- Records for the exercise -

───

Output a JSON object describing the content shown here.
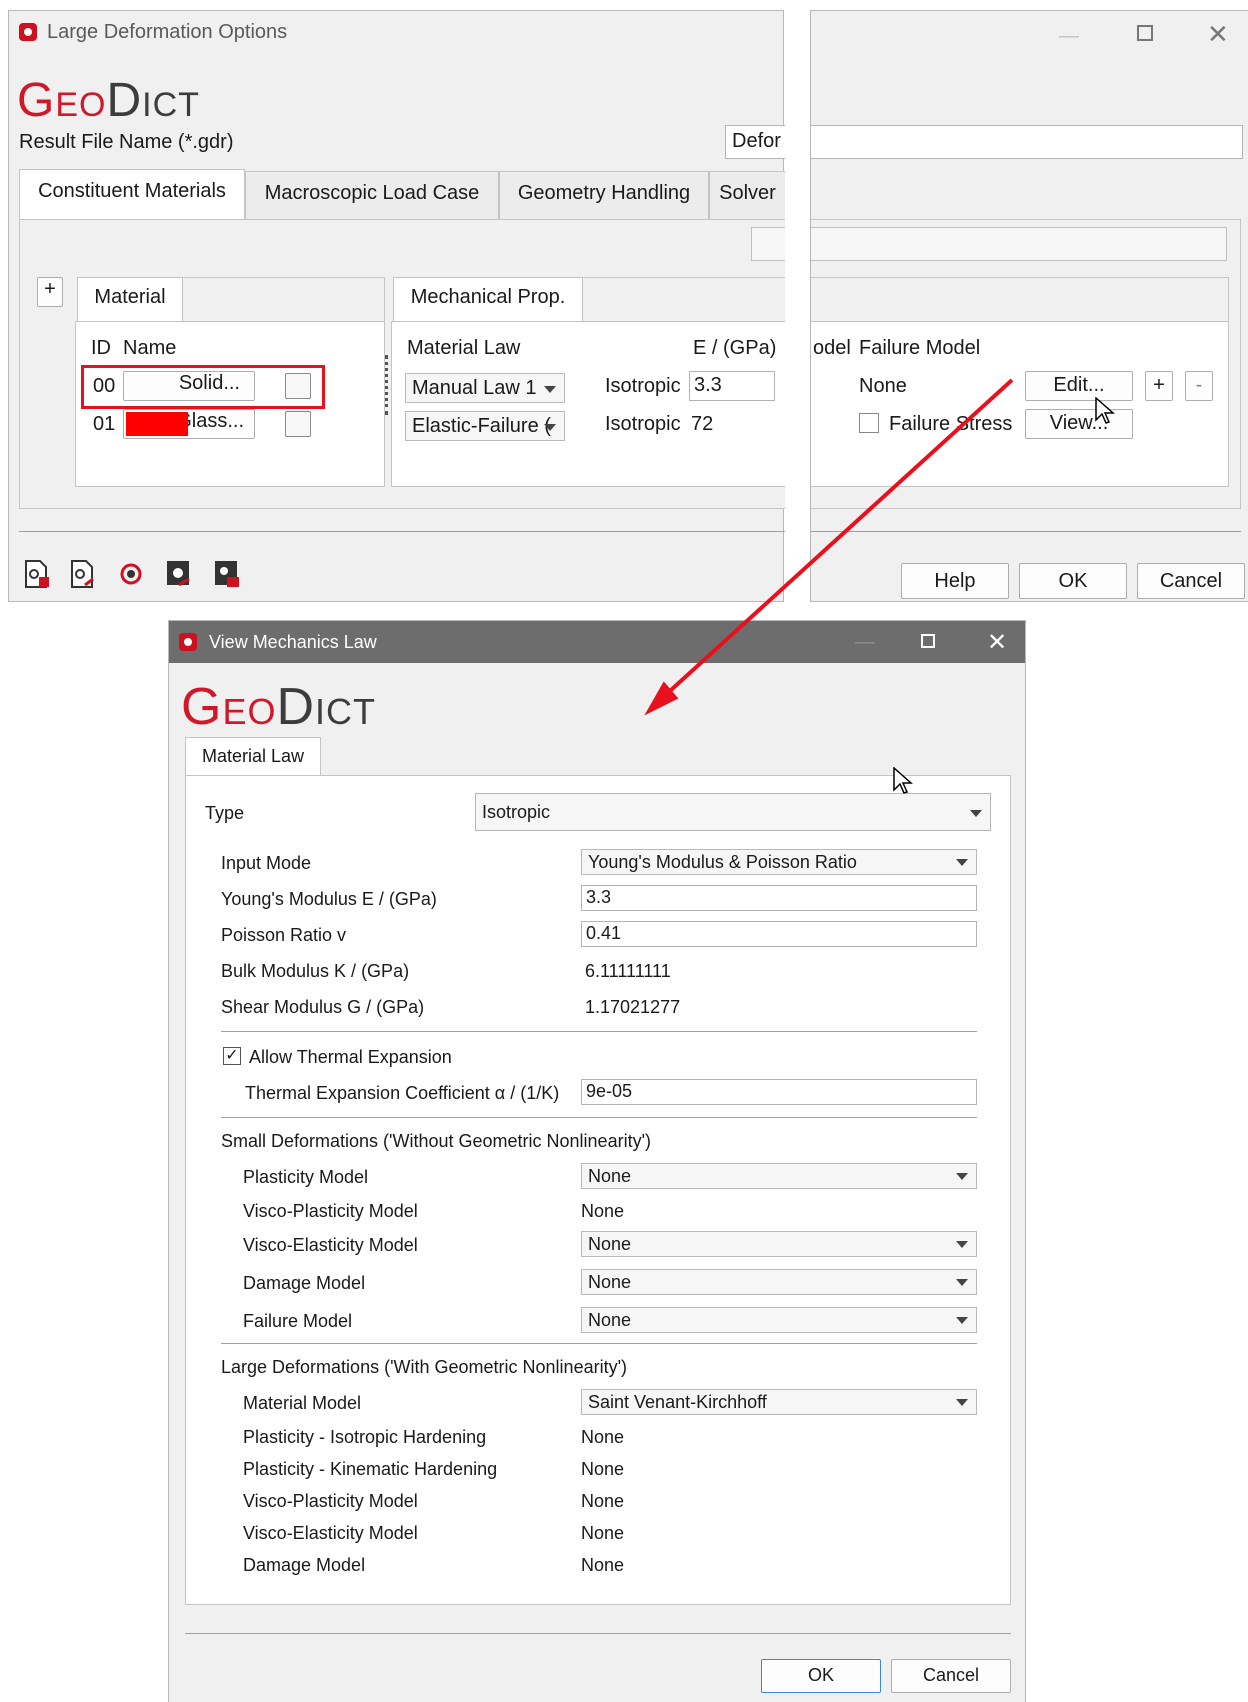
{
  "top_window": {
    "title": "Large Deformation Options",
    "logo": {
      "geo": "Geo",
      "dict": "Dict"
    },
    "result_file_label": "Result File Name (*.gdr)",
    "result_file_value": "Defor",
    "tabs": [
      "Constituent Materials",
      "Macroscopic Load Case",
      "Geometry Handling",
      "Solver"
    ],
    "material_panel": {
      "tab": "Material",
      "header_id": "ID",
      "header_name": "Name",
      "rows": [
        {
          "id": "00",
          "name": "Solid...",
          "color": "#ffffff"
        },
        {
          "id": "01",
          "name": "Glass...",
          "color": "#ff0000"
        }
      ]
    },
    "mech_panel": {
      "tab": "Mechanical Prop.",
      "col_law": "Material Law",
      "col_e": "E / (GPa)",
      "col_model": "odel",
      "col_failure": "Failure Model",
      "rows": [
        {
          "law": "Manual Law 1",
          "type": "Isotropic",
          "e": "3.3",
          "failure": "None",
          "button": "Edit..."
        },
        {
          "law": "Elastic-Failure (",
          "type": "Isotropic",
          "e": "72",
          "failure_check": "Failure Stress",
          "button": "View..."
        }
      ],
      "plus": "+",
      "minus": "-"
    },
    "add_material": "+",
    "buttons": {
      "help": "Help",
      "ok": "OK",
      "cancel": "Cancel"
    },
    "toolbar_icons": [
      "load-settings-icon",
      "save-settings-icon",
      "reset-settings-icon",
      "run-macro-icon",
      "lock-settings-icon"
    ]
  },
  "bottom_window": {
    "title": "View Mechanics Law",
    "logo": {
      "geo": "Geo",
      "dict": "Dict"
    },
    "tab": "Material Law",
    "type_label": "Type",
    "type_value": "Isotropic",
    "input_mode_label": "Input Mode",
    "input_mode_value": "Young's Modulus & Poisson Ratio",
    "youngs_label": "Young's Modulus E / (GPa)",
    "youngs_value": "3.3",
    "poisson_label": "Poisson Ratio v",
    "poisson_value": "0.41",
    "bulk_label": "Bulk Modulus K / (GPa)",
    "bulk_value": "6.11111111",
    "shear_label": "Shear Modulus G / (GPa)",
    "shear_value": "1.17021277",
    "thermal_check_label": "Allow Thermal Expansion",
    "thermal_checked": true,
    "thermal_coef_label": "Thermal Expansion Coefficient α / (1/K)",
    "thermal_coef_value": "9e-05",
    "small_def_title": "Small Deformations ('Without Geometric Nonlinearity')",
    "small_def": [
      {
        "label": "Plasticity Model",
        "value": "None",
        "combo": true
      },
      {
        "label": "Visco-Plasticity Model",
        "value": "None",
        "combo": false
      },
      {
        "label": "Visco-Elasticity Model",
        "value": "None",
        "combo": true
      },
      {
        "label": "Damage Model",
        "value": "None",
        "combo": true
      },
      {
        "label": "Failure Model",
        "value": "None",
        "combo": true
      }
    ],
    "large_def_title": "Large Deformations ('With Geometric Nonlinearity')",
    "large_def": [
      {
        "label": "Material Model",
        "value": "Saint Venant-Kirchhoff",
        "combo": true
      },
      {
        "label": "Plasticity - Isotropic Hardening",
        "value": "None",
        "combo": false
      },
      {
        "label": "Plasticity - Kinematic Hardening",
        "value": "None",
        "combo": false
      },
      {
        "label": "Visco-Plasticity Model",
        "value": "None",
        "combo": false
      },
      {
        "label": "Visco-Elasticity Model",
        "value": "None",
        "combo": false
      },
      {
        "label": "Damage Model",
        "value": "None",
        "combo": false
      }
    ],
    "buttons": {
      "ok": "OK",
      "cancel": "Cancel"
    }
  },
  "colors": {
    "highlight": "#e8101c",
    "brand": "#d01828",
    "arrow": "#e8101c"
  }
}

───

- To be done -
All of the data above should be quoted exactly, except for the pictures.

- Solved problem -
Output a JSON object describing the content shown here.
{
  "top_window": {
    "title": "Large Deformation Options",
    "logo": {
      "geo": "Geo",
      "dict": "Dict"
    },
    "result_file_label": "Result File Name (*.gdr)",
    "result_file_value": "Defor",
    "tabs": [
      "Constituent Materials",
      "Macroscopic Load Case",
      "Geometry Handling",
      "Solver"
    ],
    "material_panel": {
      "tab": "Material",
      "header_id": "ID",
      "header_name": "Name",
      "rows": [
        {
          "id": "00",
          "name": "Solid...",
          "color": "#ffffff"
        },
        {
          "id": "01",
          "name": "Glass...",
          "color": "#ff0000"
        }
      ]
    },
    "mech_panel": {
      "tab": "Mechanical Prop.",
      "col_law": "Material Law",
      "col_e": "E / (GPa)",
      "col_model": "odel",
      "col_failure": "Failure Model",
      "rows": [
        {
          "law": "Manual Law 1",
          "type": "Isotropic",
          "e": "3.3",
          "failure": "None",
          "button": "Edit..."
        },
        {
          "law": "Elastic-Failure (",
          "type": "Isotropic",
          "e": "72",
          "failure_check": "Failure Stress",
          "button": "View..."
        }
      ],
      "plus": "+",
      "minus": "-"
    },
    "add_material": "+",
    "buttons": {
      "help": "Help",
      "ok": "OK",
      "cancel": "Cancel"
    },
    "toolbar_icons": [
      "load-settings-icon",
      "save-settings-icon",
      "reset-settings-icon",
      "run-macro-icon",
      "lock-settings-icon"
    ]
  },
  "bottom_window": {
    "title": "View Mechanics Law",
    "logo": {
      "geo": "Geo",
      "dict": "Dict"
    },
    "tab": "Material Law",
    "type_label": "Type",
    "type_value": "Isotropic",
    "input_mode_label": "Input Mode",
    "input_mode_value": "Young's Modulus & Poisson Ratio",
    "youngs_label": "Young's Modulus E / (GPa)",
    "youngs_value": "3.3",
    "poisson_label": "Poisson Ratio v",
    "poisson_value": "0.41",
    "bulk_label": "Bulk Modulus K / (GPa)",
    "bulk_value": "6.11111111",
    "shear_label": "Shear Modulus G / (GPa)",
    "shear_value": "1.17021277",
    "thermal_check_label": "Allow Thermal Expansion",
    "thermal_checked": true,
    "thermal_coef_label": "Thermal Expansion Coefficient α / (1/K)",
    "thermal_coef_value": "9e-05",
    "small_def_title": "Small Deformations ('Without Geometric Nonlinearity')",
    "small_def": [
      {
        "label": "Plasticity Model",
        "value": "None",
        "combo": true
      },
      {
        "label": "Visco-Plasticity Model",
        "value": "None",
        "combo": false
      },
      {
        "label": "Visco-Elasticity Model",
        "value": "None",
        "combo": true
      },
      {
        "label": "Damage Model",
        "value": "None",
        "combo": true
      },
      {
        "label": "Failure Model",
        "value": "None",
        "combo": true
      }
    ],
    "large_def_title": "Large Deformations ('With Geometric Nonlinearity')",
    "large_def": [
      {
        "label": "Material Model",
        "value": "Saint Venant-Kirchhoff",
        "combo": true
      },
      {
        "label": "Plasticity - Isotropic Hardening",
        "value": "None",
        "combo": false
      },
      {
        "label": "Plasticity - Kinematic Hardening",
        "value": "None",
        "combo": false
      },
      {
        "label": "Visco-Plasticity Model",
        "value": "None",
        "combo": false
      },
      {
        "label": "Visco-Elasticity Model",
        "value": "None",
        "combo": false
      },
      {
        "label": "Damage Model",
        "value": "None",
        "combo": false
      }
    ],
    "buttons": {
      "ok": "OK",
      "cancel": "Cancel"
    }
  },
  "colors": {
    "highlight": "#e8101c",
    "brand": "#d01828",
    "arrow": "#e8101c"
  }
}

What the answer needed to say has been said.